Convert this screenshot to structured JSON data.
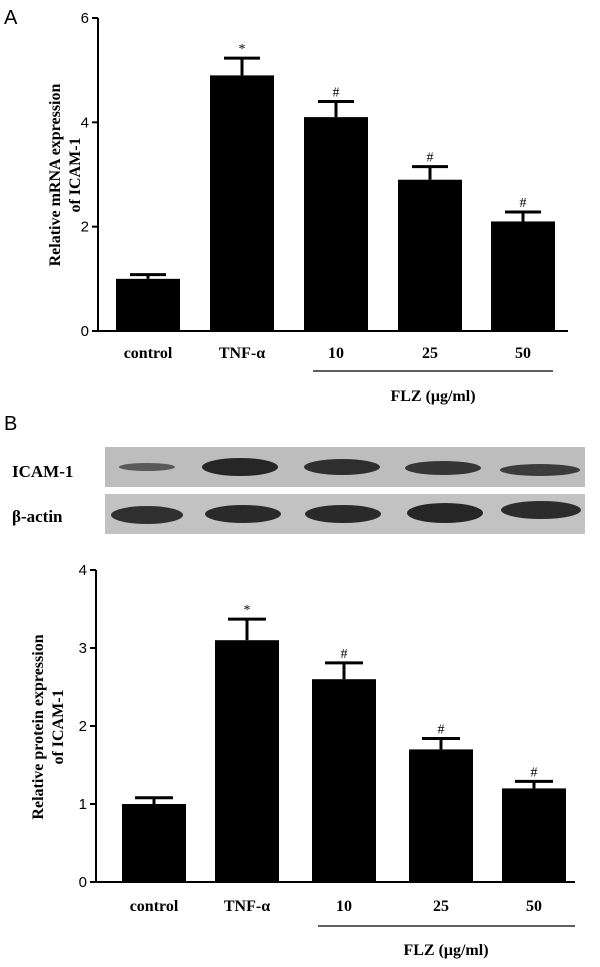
{
  "chart_data": [
    {
      "panel_label": "A",
      "type": "bar",
      "ylabel_line1": "Relative mRNA expression",
      "ylabel_line2": "of ICAM-1",
      "ylim": [
        0,
        6
      ],
      "yticks": [
        "0",
        "2",
        "4",
        "6"
      ],
      "categories": [
        "control",
        "TNF-α",
        "10",
        "25",
        "50"
      ],
      "values": [
        1.0,
        4.9,
        4.1,
        2.9,
        2.1
      ],
      "errors": [
        0.08,
        0.33,
        0.3,
        0.25,
        0.18
      ],
      "annotations": [
        "",
        "*",
        "#",
        "#",
        "#"
      ],
      "group_label": "FLZ (μg/ml)"
    },
    {
      "panel_label": "B",
      "type": "bar",
      "blot_labels": [
        "ICAM-1",
        "β-actin"
      ],
      "ylabel_line1": "Relative protein expression",
      "ylabel_line2": "of ICAM-1",
      "ylim": [
        0,
        4
      ],
      "yticks": [
        "0",
        "1",
        "2",
        "3",
        "4"
      ],
      "categories": [
        "control",
        "TNF-α",
        "10",
        "25",
        "50"
      ],
      "values": [
        1.0,
        3.1,
        2.6,
        1.7,
        1.2
      ],
      "errors": [
        0.08,
        0.27,
        0.21,
        0.14,
        0.09
      ],
      "annotations": [
        "",
        "*",
        "#",
        "#",
        "#"
      ],
      "group_label": "FLZ (μg/ml)"
    }
  ]
}
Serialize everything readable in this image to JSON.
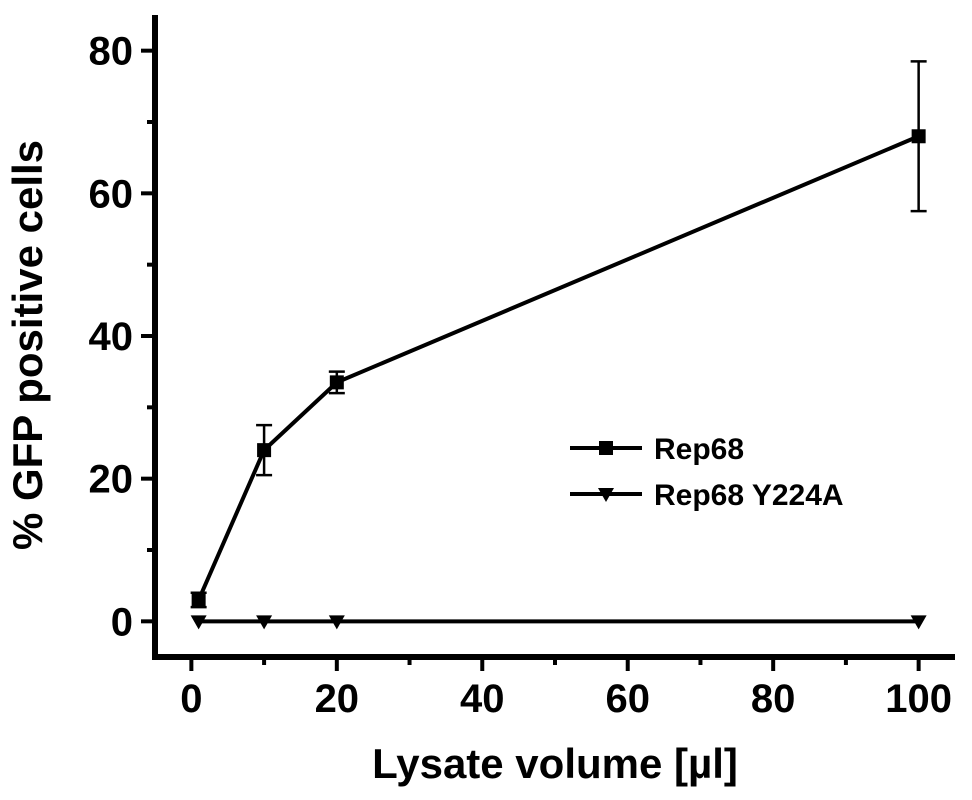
{
  "chart_data": {
    "type": "line",
    "xlabel": "Lysate volume [µl]",
    "ylabel": "% GFP positive cells",
    "xlim": [
      -5,
      105
    ],
    "ylim": [
      -5,
      85
    ],
    "xticks": [
      0,
      20,
      40,
      60,
      80,
      100
    ],
    "yticks": [
      0,
      20,
      40,
      60,
      80
    ],
    "grid": false,
    "legend_position": "right-middle",
    "series": [
      {
        "name": "Rep68",
        "marker": "square",
        "color": "#000000",
        "x": [
          1,
          10,
          20,
          100
        ],
        "y": [
          3,
          24,
          33.5,
          68
        ],
        "error": [
          1,
          3.5,
          1.5,
          10.5
        ]
      },
      {
        "name": "Rep68 Y224A",
        "marker": "triangle-down",
        "color": "#000000",
        "x": [
          1,
          10,
          20,
          100
        ],
        "y": [
          0,
          0,
          0,
          0
        ],
        "error": [
          0,
          0,
          0,
          0
        ]
      }
    ]
  }
}
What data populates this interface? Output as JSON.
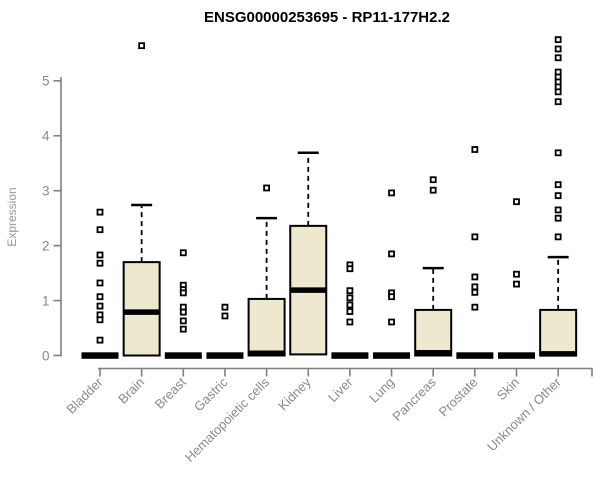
{
  "colors": {
    "box_fill": "#EDE8CE",
    "box_stroke": "#000000",
    "median": "#000000",
    "whisker": "#000000",
    "outlier_fill": "#FFFFFF",
    "axis_line": "#7f7f7f",
    "tick_label": "#8a8a8a",
    "title_color": "#000000",
    "background": "#FFFFFF"
  },
  "chart_data": {
    "type": "boxplot",
    "title": "ENSG00000253695 - RP11-177H2.2",
    "ylabel": "Expression",
    "xlabel": "",
    "ylim": [
      0,
      5.8
    ],
    "yticks": [
      0,
      1,
      2,
      3,
      4,
      5
    ],
    "grid": "off",
    "legend": "none",
    "categories": [
      "Bladder",
      "Brain",
      "Breast",
      "Gastric",
      "Hematopoietic cells",
      "Kidney",
      "Liver",
      "Lung",
      "Pancreas",
      "Prostate",
      "Skin",
      "Unknown / Other"
    ],
    "series": [
      {
        "name": "Bladder",
        "flat": true,
        "q1": 0,
        "median": 0,
        "q3": 0,
        "whisker_low": 0,
        "whisker_high": 0,
        "outliers": [
          2.61,
          2.29,
          1.83,
          1.68,
          1.32,
          1.07,
          0.9,
          0.74,
          0.65,
          0.28
        ]
      },
      {
        "name": "Brain",
        "flat": false,
        "q1": 0,
        "median": 0.79,
        "q3": 1.7,
        "whisker_low": 0,
        "whisker_high": 2.74,
        "outliers": [
          5.64
        ]
      },
      {
        "name": "Breast",
        "flat": true,
        "q1": 0,
        "median": 0,
        "q3": 0,
        "whisker_low": 0,
        "whisker_high": 0,
        "outliers": [
          1.87,
          1.28,
          1.2,
          1.14,
          0.88,
          0.79,
          0.63,
          0.48
        ]
      },
      {
        "name": "Gastric",
        "flat": true,
        "q1": 0,
        "median": 0,
        "q3": 0,
        "whisker_low": 0,
        "whisker_high": 0,
        "outliers": [
          0.88,
          0.72
        ]
      },
      {
        "name": "Hematopoietic cells",
        "flat": false,
        "q1": 0,
        "median": 0.04,
        "q3": 1.03,
        "whisker_low": 0,
        "whisker_high": 2.5,
        "outliers": [
          3.05
        ]
      },
      {
        "name": "Kidney",
        "flat": false,
        "q1": 0.02,
        "median": 1.19,
        "q3": 2.36,
        "whisker_low": 0.02,
        "whisker_high": 3.69,
        "outliers": []
      },
      {
        "name": "Liver",
        "flat": true,
        "q1": 0,
        "median": 0,
        "q3": 0,
        "whisker_low": 0,
        "whisker_high": 0,
        "outliers": [
          1.65,
          1.58,
          1.18,
          1.05,
          0.92,
          0.8,
          0.61
        ]
      },
      {
        "name": "Lung",
        "flat": true,
        "q1": 0,
        "median": 0,
        "q3": 0,
        "whisker_low": 0,
        "whisker_high": 0,
        "outliers": [
          2.96,
          1.85,
          1.14,
          1.07,
          0.61
        ]
      },
      {
        "name": "Pancreas",
        "flat": false,
        "q1": 0,
        "median": 0.05,
        "q3": 0.83,
        "whisker_low": 0,
        "whisker_high": 1.59,
        "outliers": [
          3.2,
          3.01
        ]
      },
      {
        "name": "Prostate",
        "flat": true,
        "q1": 0,
        "median": 0,
        "q3": 0,
        "whisker_low": 0,
        "whisker_high": 0,
        "outliers": [
          3.75,
          2.16,
          1.43,
          1.25,
          1.15,
          0.88
        ]
      },
      {
        "name": "Skin",
        "flat": true,
        "q1": 0,
        "median": 0,
        "q3": 0,
        "whisker_low": 0,
        "whisker_high": 0,
        "outliers": [
          2.8,
          1.48,
          1.3
        ]
      },
      {
        "name": "Unknown / Other",
        "flat": false,
        "q1": 0,
        "median": 0.03,
        "q3": 0.83,
        "whisker_low": 0,
        "whisker_high": 1.79,
        "outliers": [
          5.75,
          5.58,
          5.42,
          5.16,
          5.07,
          4.98,
          4.89,
          4.8,
          4.62,
          3.69,
          3.11,
          2.91,
          2.65,
          2.5,
          2.16
        ]
      }
    ]
  }
}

### Problem requirements
An exact, word-for-word copy of the records is expected, with no pictures in it.

### Written answer
Convert this screenshot to structured JSON data.
{
  "chart_data": [
    {
      "panel_label": "A",
      "type": "bar",
      "ylabel_line1": "Relative mRNA expression",
      "ylabel_line2": "of ICAM-1",
      "ylim": [
        0,
        6
      ],
      "yticks": [
        "0",
        "2",
        "4",
        "6"
      ],
      "categories": [
        "control",
        "TNF-α",
        "10",
        "25",
        "50"
      ],
      "values": [
        1.0,
        4.9,
        4.1,
        2.9,
        2.1
      ],
      "errors": [
        0.08,
        0.33,
        0.3,
        0.25,
        0.18
      ],
      "annotations": [
        "",
        "*",
        "#",
        "#",
        "#"
      ],
      "group_label": "FLZ (μg/ml)"
    },
    {
      "panel_label": "B",
      "type": "bar",
      "blot_labels": [
        "ICAM-1",
        "β-actin"
      ],
      "ylabel_line1": "Relative protein expression",
      "ylabel_line2": "of ICAM-1",
      "ylim": [
        0,
        4
      ],
      "yticks": [
        "0",
        "1",
        "2",
        "3",
        "4"
      ],
      "categories": [
        "control",
        "TNF-α",
        "10",
        "25",
        "50"
      ],
      "values": [
        1.0,
        3.1,
        2.6,
        1.7,
        1.2
      ],
      "errors": [
        0.08,
        0.27,
        0.21,
        0.14,
        0.09
      ],
      "annotations": [
        "",
        "*",
        "#",
        "#",
        "#"
      ],
      "group_label": "FLZ (μg/ml)"
    }
  ]
}
Serialize everything readable in this image to JSON.
{
  "chart_data": {
    "type": "line",
    "xlabel": "Lysate volume [µl]",
    "ylabel": "% GFP positive cells",
    "xlim": [
      -5,
      105
    ],
    "ylim": [
      -5,
      85
    ],
    "xticks": [
      0,
      20,
      40,
      60,
      80,
      100
    ],
    "yticks": [
      0,
      20,
      40,
      60,
      80
    ],
    "grid": false,
    "legend_position": "right-middle",
    "series": [
      {
        "name": "Rep68",
        "marker": "square",
        "color": "#000000",
        "x": [
          1,
          10,
          20,
          100
        ],
        "y": [
          3,
          24,
          33.5,
          68
        ],
        "error": [
          1,
          3.5,
          1.5,
          10.5
        ]
      },
      {
        "name": "Rep68 Y224A",
        "marker": "triangle-down",
        "color": "#000000",
        "x": [
          1,
          10,
          20,
          100
        ],
        "y": [
          0,
          0,
          0,
          0
        ],
        "error": [
          0,
          0,
          0,
          0
        ]
      }
    ]
  }
}
What data populates this interface? Output as JSON.
{
  "colors": {
    "box_fill": "#EDE8CE",
    "box_stroke": "#000000",
    "median": "#000000",
    "whisker": "#000000",
    "outlier_fill": "#FFFFFF",
    "axis_line": "#7f7f7f",
    "tick_label": "#8a8a8a",
    "title_color": "#000000",
    "background": "#FFFFFF"
  },
  "chart_data": {
    "type": "boxplot",
    "title": "ENSG00000253695 - RP11-177H2.2",
    "ylabel": "Expression",
    "xlabel": "",
    "ylim": [
      0,
      5.8
    ],
    "yticks": [
      0,
      1,
      2,
      3,
      4,
      5
    ],
    "grid": "off",
    "legend": "none",
    "categories": [
      "Bladder",
      "Brain",
      "Breast",
      "Gastric",
      "Hematopoietic cells",
      "Kidney",
      "Liver",
      "Lung",
      "Pancreas",
      "Prostate",
      "Skin",
      "Unknown / Other"
    ],
    "series": [
      {
        "name": "Bladder",
        "flat": true,
        "q1": 0,
        "median": 0,
        "q3": 0,
        "whisker_low": 0,
        "whisker_high": 0,
        "outliers": [
          2.61,
          2.29,
          1.83,
          1.68,
          1.32,
          1.07,
          0.9,
          0.74,
          0.65,
          0.28
        ]
      },
      {
        "name": "Brain",
        "flat": false,
        "q1": 0,
        "median": 0.79,
        "q3": 1.7,
        "whisker_low": 0,
        "whisker_high": 2.74,
        "outliers": [
          5.64
        ]
      },
      {
        "name": "Breast",
        "flat": true,
        "q1": 0,
        "median": 0,
        "q3": 0,
        "whisker_low": 0,
        "whisker_high": 0,
        "outliers": [
          1.87,
          1.28,
          1.2,
          1.14,
          0.88,
          0.79,
          0.63,
          0.48
        ]
      },
      {
        "name": "Gastric",
        "flat": true,
        "q1": 0,
        "median": 0,
        "q3": 0,
        "whisker_low": 0,
        "whisker_high": 0,
        "outliers": [
          0.88,
          0.72
        ]
      },
      {
        "name": "Hematopoietic cells",
        "flat": false,
        "q1": 0,
        "median": 0.04,
        "q3": 1.03,
        "whisker_low": 0,
        "whisker_high": 2.5,
        "outliers": [
          3.05
        ]
      },
      {
        "name": "Kidney",
        "flat": false,
        "q1": 0.02,
        "median": 1.19,
        "q3": 2.36,
        "whisker_low": 0.02,
        "whisker_high": 3.69,
        "outliers": []
      },
      {
        "name": "Liver",
        "flat": true,
        "q1": 0,
        "median": 0,
        "q3": 0,
        "whisker_low": 0,
        "whisker_high": 0,
        "outliers": [
          1.65,
          1.58,
          1.18,
          1.05,
          0.92,
          0.8,
          0.61
        ]
      },
      {
        "name": "Lung",
        "flat": true,
        "q1": 0,
        "median": 0,
        "q3": 0,
        "whisker_low": 0,
        "whisker_high": 0,
        "outliers": [
          2.96,
          1.85,
          1.14,
          1.07,
          0.61
        ]
      },
      {
        "name": "Pancreas",
        "flat": false,
        "q1": 0,
        "median": 0.05,
        "q3": 0.83,
        "whisker_low": 0,
        "whisker_high": 1.59,
        "outliers": [
          3.2,
          3.01
        ]
      },
      {
        "name": "Prostate",
        "flat": true,
        "q1": 0,
        "median": 0,
        "q3": 0,
        "whisker_low": 0,
        "whisker_high": 0,
        "outliers": [
          3.75,
          2.16,
          1.43,
          1.25,
          1.15,
          0.88
        ]
      },
      {
        "name": "Skin",
        "flat": true,
        "q1": 0,
        "median": 0,
        "q3": 0,
        "whisker_low": 0,
        "whisker_high": 0,
        "outliers": [
          2.8,
          1.48,
          1.3
        ]
      },
      {
        "name": "Unknown / Other",
        "flat": false,
        "q1": 0,
        "median": 0.03,
        "q3": 0.83,
        "whisker_low": 0,
        "whisker_high": 1.79,
        "outliers": [
          5.75,
          5.58,
          5.42,
          5.16,
          5.07,
          4.98,
          4.89,
          4.8,
          4.62,
          3.69,
          3.11,
          2.91,
          2.65,
          2.5,
          2.16
        ]
      }
    ]
  }
}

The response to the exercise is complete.